## START RECORDS SHOWN
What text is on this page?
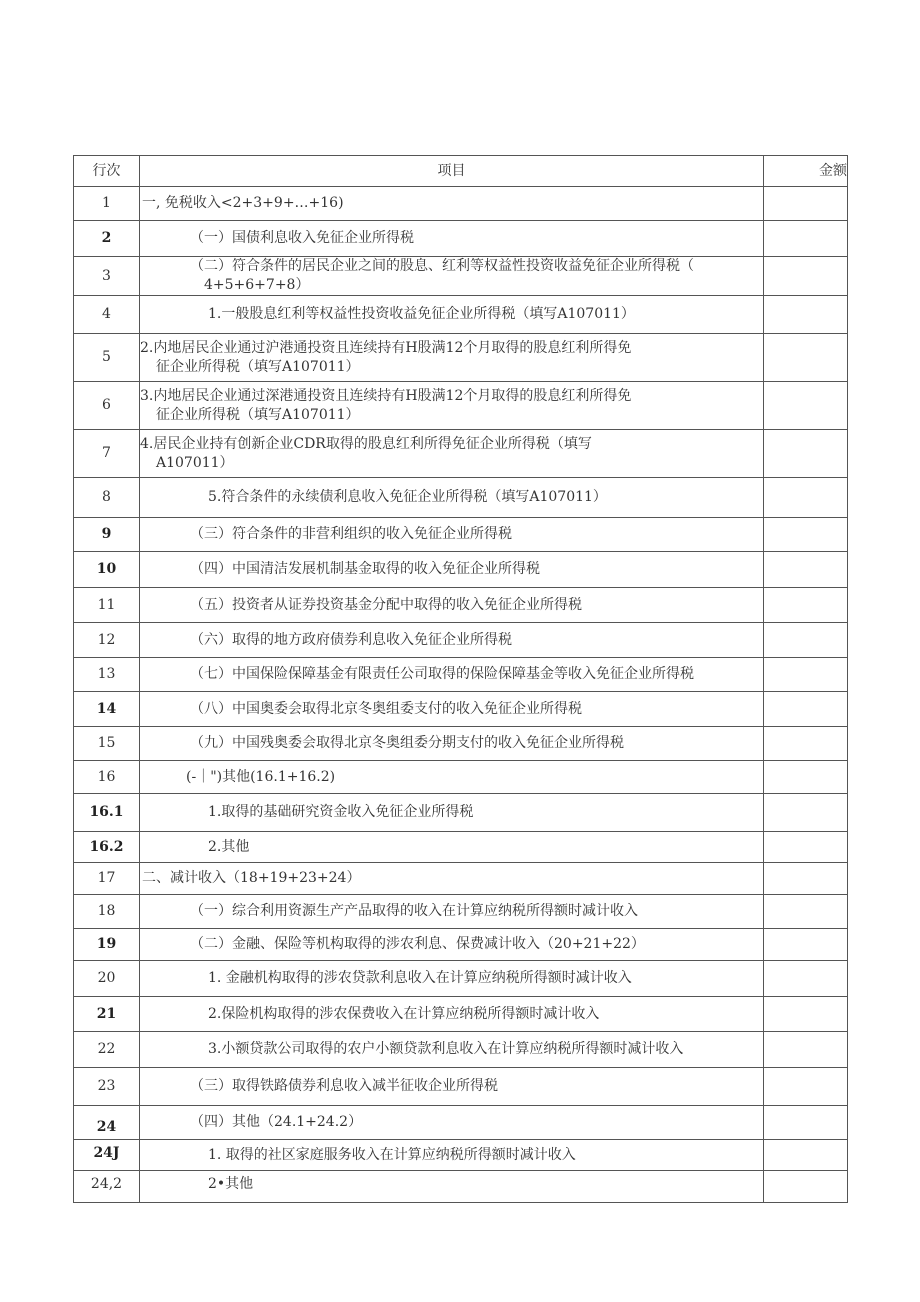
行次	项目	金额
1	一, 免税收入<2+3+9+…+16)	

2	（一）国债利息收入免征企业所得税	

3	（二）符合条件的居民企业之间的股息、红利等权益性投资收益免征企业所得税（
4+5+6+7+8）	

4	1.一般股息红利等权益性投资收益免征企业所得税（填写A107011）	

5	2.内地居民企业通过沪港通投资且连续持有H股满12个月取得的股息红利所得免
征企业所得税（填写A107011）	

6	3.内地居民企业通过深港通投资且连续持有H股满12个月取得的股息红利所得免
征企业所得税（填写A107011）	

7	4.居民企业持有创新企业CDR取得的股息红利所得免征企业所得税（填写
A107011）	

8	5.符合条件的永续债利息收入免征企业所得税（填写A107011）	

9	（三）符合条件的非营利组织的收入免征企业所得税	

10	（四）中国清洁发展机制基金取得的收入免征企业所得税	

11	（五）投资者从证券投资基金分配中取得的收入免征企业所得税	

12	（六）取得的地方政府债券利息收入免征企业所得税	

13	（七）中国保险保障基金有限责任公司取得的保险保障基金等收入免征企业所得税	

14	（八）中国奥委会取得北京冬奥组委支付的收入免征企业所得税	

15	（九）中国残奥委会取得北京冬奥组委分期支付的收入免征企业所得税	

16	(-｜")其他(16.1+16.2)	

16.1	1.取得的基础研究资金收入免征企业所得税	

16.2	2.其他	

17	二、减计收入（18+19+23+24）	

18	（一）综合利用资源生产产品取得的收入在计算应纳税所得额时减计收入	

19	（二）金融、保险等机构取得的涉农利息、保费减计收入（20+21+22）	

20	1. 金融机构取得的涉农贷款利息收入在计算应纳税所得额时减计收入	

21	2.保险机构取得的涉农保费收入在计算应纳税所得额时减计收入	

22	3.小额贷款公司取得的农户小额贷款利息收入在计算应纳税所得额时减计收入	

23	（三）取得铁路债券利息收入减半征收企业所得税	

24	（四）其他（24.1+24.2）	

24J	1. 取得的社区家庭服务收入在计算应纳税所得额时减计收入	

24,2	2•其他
## END RECORDS SHOWN
- **PROBLEM STATEMENT**
Retype all the records shown above, character for character. Omit every picture.

- **TASK ANSWER**
What text is on this page?
行次	项目	金额
1	一, 免税收入<2+3+9+…+16)	

2	（一）国债利息收入免征企业所得税	

3	（二）符合条件的居民企业之间的股息、红利等权益性投资收益免征企业所得税（
4+5+6+7+8）	

4	1.一般股息红利等权益性投资收益免征企业所得税（填写A107011）	

5	2.内地居民企业通过沪港通投资且连续持有H股满12个月取得的股息红利所得免
征企业所得税（填写A107011）	

6	3.内地居民企业通过深港通投资且连续持有H股满12个月取得的股息红利所得免
征企业所得税（填写A107011）	

7	4.居民企业持有创新企业CDR取得的股息红利所得免征企业所得税（填写
A107011）	

8	5.符合条件的永续债利息收入免征企业所得税（填写A107011）	

9	（三）符合条件的非营利组织的收入免征企业所得税	

10	（四）中国清洁发展机制基金取得的收入免征企业所得税	

11	（五）投资者从证券投资基金分配中取得的收入免征企业所得税	

12	（六）取得的地方政府债券利息收入免征企业所得税	

13	（七）中国保险保障基金有限责任公司取得的保险保障基金等收入免征企业所得税	

14	（八）中国奥委会取得北京冬奥组委支付的收入免征企业所得税	

15	（九）中国残奥委会取得北京冬奥组委分期支付的收入免征企业所得税	

16	(-｜")其他(16.1+16.2)	

16.1	1.取得的基础研究资金收入免征企业所得税	

16.2	2.其他	

17	二、减计收入（18+19+23+24）	

18	（一）综合利用资源生产产品取得的收入在计算应纳税所得额时减计收入	

19	（二）金融、保险等机构取得的涉农利息、保费减计收入（20+21+22）	

20	1. 金融机构取得的涉农贷款利息收入在计算应纳税所得额时减计收入	

21	2.保险机构取得的涉农保费收入在计算应纳税所得额时减计收入	

22	3.小额贷款公司取得的农户小额贷款利息收入在计算应纳税所得额时减计收入	

23	（三）取得铁路债券利息收入减半征收企业所得税	

24	（四）其他（24.1+24.2）	

24J	1. 取得的社区家庭服务收入在计算应纳税所得额时减计收入	

24,2	2•其他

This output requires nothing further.